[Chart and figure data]
+ + + + +

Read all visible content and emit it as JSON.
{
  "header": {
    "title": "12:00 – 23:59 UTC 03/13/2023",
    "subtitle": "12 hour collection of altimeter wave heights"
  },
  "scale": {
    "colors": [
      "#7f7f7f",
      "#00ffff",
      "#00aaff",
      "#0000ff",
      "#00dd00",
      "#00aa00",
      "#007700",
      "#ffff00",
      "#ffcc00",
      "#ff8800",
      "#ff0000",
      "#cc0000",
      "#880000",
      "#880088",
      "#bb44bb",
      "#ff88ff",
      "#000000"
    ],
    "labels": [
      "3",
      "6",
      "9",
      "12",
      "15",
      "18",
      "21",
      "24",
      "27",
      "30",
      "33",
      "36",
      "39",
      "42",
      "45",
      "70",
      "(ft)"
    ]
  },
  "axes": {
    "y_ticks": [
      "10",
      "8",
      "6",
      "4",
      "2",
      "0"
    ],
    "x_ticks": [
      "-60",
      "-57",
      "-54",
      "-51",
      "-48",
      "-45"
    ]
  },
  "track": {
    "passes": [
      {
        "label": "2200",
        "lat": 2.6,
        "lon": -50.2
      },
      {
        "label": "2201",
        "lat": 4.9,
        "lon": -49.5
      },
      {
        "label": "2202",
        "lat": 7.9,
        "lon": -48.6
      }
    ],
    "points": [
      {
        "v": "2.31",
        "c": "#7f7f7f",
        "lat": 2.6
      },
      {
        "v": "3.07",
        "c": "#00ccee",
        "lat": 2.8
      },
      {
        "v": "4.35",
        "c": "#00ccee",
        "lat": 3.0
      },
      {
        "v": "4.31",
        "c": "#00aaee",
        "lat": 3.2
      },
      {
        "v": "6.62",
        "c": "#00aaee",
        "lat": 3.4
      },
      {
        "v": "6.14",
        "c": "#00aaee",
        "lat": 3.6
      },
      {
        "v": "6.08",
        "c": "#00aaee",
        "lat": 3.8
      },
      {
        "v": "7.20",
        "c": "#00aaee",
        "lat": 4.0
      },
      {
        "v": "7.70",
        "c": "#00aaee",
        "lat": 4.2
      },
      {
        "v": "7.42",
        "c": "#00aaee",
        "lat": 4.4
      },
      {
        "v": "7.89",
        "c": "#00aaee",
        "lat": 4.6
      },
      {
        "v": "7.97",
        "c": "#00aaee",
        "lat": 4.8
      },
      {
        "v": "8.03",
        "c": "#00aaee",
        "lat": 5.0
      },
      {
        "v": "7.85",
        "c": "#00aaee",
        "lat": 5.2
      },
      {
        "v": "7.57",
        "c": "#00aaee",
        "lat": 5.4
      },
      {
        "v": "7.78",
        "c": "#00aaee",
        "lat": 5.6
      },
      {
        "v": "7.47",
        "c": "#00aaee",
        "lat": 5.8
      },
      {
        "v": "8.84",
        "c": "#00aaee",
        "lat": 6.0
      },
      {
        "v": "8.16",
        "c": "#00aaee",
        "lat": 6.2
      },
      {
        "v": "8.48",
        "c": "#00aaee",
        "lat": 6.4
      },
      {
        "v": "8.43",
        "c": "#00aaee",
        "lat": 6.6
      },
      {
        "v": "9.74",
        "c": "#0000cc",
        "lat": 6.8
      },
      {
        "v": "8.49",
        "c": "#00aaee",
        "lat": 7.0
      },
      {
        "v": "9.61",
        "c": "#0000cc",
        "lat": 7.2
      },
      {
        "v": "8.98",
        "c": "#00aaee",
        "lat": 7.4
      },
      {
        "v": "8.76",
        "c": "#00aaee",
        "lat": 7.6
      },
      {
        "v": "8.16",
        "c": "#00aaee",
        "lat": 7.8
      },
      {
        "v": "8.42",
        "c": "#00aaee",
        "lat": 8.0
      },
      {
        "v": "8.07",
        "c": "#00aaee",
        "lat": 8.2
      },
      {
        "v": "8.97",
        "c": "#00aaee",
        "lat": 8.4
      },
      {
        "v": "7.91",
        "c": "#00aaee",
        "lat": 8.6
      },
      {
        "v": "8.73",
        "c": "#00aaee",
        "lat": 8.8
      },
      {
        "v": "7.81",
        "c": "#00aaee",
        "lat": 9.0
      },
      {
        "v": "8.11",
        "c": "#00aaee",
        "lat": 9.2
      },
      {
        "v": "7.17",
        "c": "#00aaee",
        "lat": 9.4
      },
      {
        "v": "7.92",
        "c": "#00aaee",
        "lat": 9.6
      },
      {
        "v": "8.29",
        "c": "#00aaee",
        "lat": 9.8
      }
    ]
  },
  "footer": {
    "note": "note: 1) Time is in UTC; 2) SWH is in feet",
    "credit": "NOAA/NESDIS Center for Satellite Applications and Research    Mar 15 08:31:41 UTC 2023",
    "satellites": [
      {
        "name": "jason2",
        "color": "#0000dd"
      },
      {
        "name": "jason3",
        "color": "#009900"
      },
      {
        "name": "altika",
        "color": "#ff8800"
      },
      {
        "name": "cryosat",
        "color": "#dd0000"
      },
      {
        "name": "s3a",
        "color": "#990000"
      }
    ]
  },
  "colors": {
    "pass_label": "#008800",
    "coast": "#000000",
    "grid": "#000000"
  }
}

+ + + + +

-- What you will do --
Type out the entries again, word for word.

-- Output for this exercise --
Read all visible content and emit it as JSON.
{
  "header": {
    "title": "12:00 – 23:59 UTC 03/13/2023",
    "subtitle": "12 hour collection of altimeter wave heights"
  },
  "scale": {
    "colors": [
      "#7f7f7f",
      "#00ffff",
      "#00aaff",
      "#0000ff",
      "#00dd00",
      "#00aa00",
      "#007700",
      "#ffff00",
      "#ffcc00",
      "#ff8800",
      "#ff0000",
      "#cc0000",
      "#880000",
      "#880088",
      "#bb44bb",
      "#ff88ff",
      "#000000"
    ],
    "labels": [
      "3",
      "6",
      "9",
      "12",
      "15",
      "18",
      "21",
      "24",
      "27",
      "30",
      "33",
      "36",
      "39",
      "42",
      "45",
      "70",
      "(ft)"
    ]
  },
  "axes": {
    "y_ticks": [
      "10",
      "8",
      "6",
      "4",
      "2",
      "0"
    ],
    "x_ticks": [
      "-60",
      "-57",
      "-54",
      "-51",
      "-48",
      "-45"
    ]
  },
  "track": {
    "passes": [
      {
        "label": "2200",
        "lat": 2.6,
        "lon": -50.2
      },
      {
        "label": "2201",
        "lat": 4.9,
        "lon": -49.5
      },
      {
        "label": "2202",
        "lat": 7.9,
        "lon": -48.6
      }
    ],
    "points": [
      {
        "v": "2.31",
        "c": "#7f7f7f",
        "lat": 2.6
      },
      {
        "v": "3.07",
        "c": "#00ccee",
        "lat": 2.8
      },
      {
        "v": "4.35",
        "c": "#00ccee",
        "lat": 3.0
      },
      {
        "v": "4.31",
        "c": "#00aaee",
        "lat": 3.2
      },
      {
        "v": "6.62",
        "c": "#00aaee",
        "lat": 3.4
      },
      {
        "v": "6.14",
        "c": "#00aaee",
        "lat": 3.6
      },
      {
        "v": "6.08",
        "c": "#00aaee",
        "lat": 3.8
      },
      {
        "v": "7.20",
        "c": "#00aaee",
        "lat": 4.0
      },
      {
        "v": "7.70",
        "c": "#00aaee",
        "lat": 4.2
      },
      {
        "v": "7.42",
        "c": "#00aaee",
        "lat": 4.4
      },
      {
        "v": "7.89",
        "c": "#00aaee",
        "lat": 4.6
      },
      {
        "v": "7.97",
        "c": "#00aaee",
        "lat": 4.8
      },
      {
        "v": "8.03",
        "c": "#00aaee",
        "lat": 5.0
      },
      {
        "v": "7.85",
        "c": "#00aaee",
        "lat": 5.2
      },
      {
        "v": "7.57",
        "c": "#00aaee",
        "lat": 5.4
      },
      {
        "v": "7.78",
        "c": "#00aaee",
        "lat": 5.6
      },
      {
        "v": "7.47",
        "c": "#00aaee",
        "lat": 5.8
      },
      {
        "v": "8.84",
        "c": "#00aaee",
        "lat": 6.0
      },
      {
        "v": "8.16",
        "c": "#00aaee",
        "lat": 6.2
      },
      {
        "v": "8.48",
        "c": "#00aaee",
        "lat": 6.4
      },
      {
        "v": "8.43",
        "c": "#00aaee",
        "lat": 6.6
      },
      {
        "v": "9.74",
        "c": "#0000cc",
        "lat": 6.8
      },
      {
        "v": "8.49",
        "c": "#00aaee",
        "lat": 7.0
      },
      {
        "v": "9.61",
        "c": "#0000cc",
        "lat": 7.2
      },
      {
        "v": "8.98",
        "c": "#00aaee",
        "lat": 7.4
      },
      {
        "v": "8.76",
        "c": "#00aaee",
        "lat": 7.6
      },
      {
        "v": "8.16",
        "c": "#00aaee",
        "lat": 7.8
      },
      {
        "v": "8.42",
        "c": "#00aaee",
        "lat": 8.0
      },
      {
        "v": "8.07",
        "c": "#00aaee",
        "lat": 8.2
      },
      {
        "v": "8.97",
        "c": "#00aaee",
        "lat": 8.4
      },
      {
        "v": "7.91",
        "c": "#00aaee",
        "lat": 8.6
      },
      {
        "v": "8.73",
        "c": "#00aaee",
        "lat": 8.8
      },
      {
        "v": "7.81",
        "c": "#00aaee",
        "lat": 9.0
      },
      {
        "v": "8.11",
        "c": "#00aaee",
        "lat": 9.2
      },
      {
        "v": "7.17",
        "c": "#00aaee",
        "lat": 9.4
      },
      {
        "v": "7.92",
        "c": "#00aaee",
        "lat": 9.6
      },
      {
        "v": "8.29",
        "c": "#00aaee",
        "lat": 9.8
      }
    ]
  },
  "footer": {
    "note": "note: 1) Time is in UTC; 2) SWH is in feet",
    "credit": "NOAA/NESDIS Center for Satellite Applications and Research    Mar 15 08:31:41 UTC 2023",
    "satellites": [
      {
        "name": "jason2",
        "color": "#0000dd"
      },
      {
        "name": "jason3",
        "color": "#009900"
      },
      {
        "name": "altika",
        "color": "#ff8800"
      },
      {
        "name": "cryosat",
        "color": "#dd0000"
      },
      {
        "name": "s3a",
        "color": "#990000"
      }
    ]
  },
  "colors": {
    "pass_label": "#008800",
    "coast": "#000000",
    "grid": "#000000"
  }
}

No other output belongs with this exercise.